- **Prompt**:
How many lines in these records hold the string "绿水青山就是金山银山"? Reply with the number alone.

- **Dataset entries**:
..........
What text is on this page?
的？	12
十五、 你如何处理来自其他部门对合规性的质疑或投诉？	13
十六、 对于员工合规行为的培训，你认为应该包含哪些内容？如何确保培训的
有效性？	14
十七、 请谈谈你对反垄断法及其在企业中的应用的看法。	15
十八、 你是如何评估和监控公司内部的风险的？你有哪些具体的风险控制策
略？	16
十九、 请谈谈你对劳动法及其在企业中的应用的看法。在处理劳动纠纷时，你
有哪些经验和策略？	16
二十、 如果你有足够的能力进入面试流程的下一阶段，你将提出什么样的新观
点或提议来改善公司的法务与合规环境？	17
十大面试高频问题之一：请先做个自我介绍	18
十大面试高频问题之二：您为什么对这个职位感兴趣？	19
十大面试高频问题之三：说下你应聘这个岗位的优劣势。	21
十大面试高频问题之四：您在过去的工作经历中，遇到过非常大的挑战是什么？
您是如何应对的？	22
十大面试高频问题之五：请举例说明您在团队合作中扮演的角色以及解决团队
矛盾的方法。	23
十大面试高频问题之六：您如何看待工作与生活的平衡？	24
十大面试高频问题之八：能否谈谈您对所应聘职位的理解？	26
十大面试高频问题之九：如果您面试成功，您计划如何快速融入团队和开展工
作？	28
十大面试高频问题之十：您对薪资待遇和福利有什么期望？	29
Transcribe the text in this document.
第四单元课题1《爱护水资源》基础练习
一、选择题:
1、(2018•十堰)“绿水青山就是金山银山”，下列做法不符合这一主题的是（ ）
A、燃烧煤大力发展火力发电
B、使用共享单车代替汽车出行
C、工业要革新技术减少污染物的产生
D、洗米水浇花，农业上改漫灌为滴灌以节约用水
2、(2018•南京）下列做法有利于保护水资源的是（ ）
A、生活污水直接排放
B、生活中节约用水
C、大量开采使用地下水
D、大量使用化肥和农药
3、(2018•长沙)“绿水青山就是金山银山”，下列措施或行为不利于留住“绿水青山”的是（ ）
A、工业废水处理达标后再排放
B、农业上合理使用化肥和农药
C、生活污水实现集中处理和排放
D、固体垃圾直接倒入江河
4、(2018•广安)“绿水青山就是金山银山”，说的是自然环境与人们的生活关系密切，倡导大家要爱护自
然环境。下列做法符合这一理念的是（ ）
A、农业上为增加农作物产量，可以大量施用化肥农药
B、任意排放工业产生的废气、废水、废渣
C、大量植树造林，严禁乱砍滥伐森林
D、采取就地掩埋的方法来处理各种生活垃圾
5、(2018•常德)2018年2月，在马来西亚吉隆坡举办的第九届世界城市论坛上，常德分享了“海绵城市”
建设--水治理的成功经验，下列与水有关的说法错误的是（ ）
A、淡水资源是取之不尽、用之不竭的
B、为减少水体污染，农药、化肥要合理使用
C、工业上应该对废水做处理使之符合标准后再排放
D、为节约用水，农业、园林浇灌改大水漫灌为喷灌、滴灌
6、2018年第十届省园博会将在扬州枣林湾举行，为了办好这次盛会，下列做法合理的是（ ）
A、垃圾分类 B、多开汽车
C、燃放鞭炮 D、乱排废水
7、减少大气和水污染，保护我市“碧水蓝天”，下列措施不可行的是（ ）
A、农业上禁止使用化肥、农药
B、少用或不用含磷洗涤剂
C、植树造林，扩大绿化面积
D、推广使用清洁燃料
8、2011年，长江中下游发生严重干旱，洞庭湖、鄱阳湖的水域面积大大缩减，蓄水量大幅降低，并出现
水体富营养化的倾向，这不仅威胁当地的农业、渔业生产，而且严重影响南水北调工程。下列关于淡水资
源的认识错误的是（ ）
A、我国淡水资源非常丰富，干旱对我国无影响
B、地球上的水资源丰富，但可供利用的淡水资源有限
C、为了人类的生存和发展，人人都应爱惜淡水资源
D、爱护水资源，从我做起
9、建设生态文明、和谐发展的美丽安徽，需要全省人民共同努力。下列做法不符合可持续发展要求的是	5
..........
- **Correct output**:
3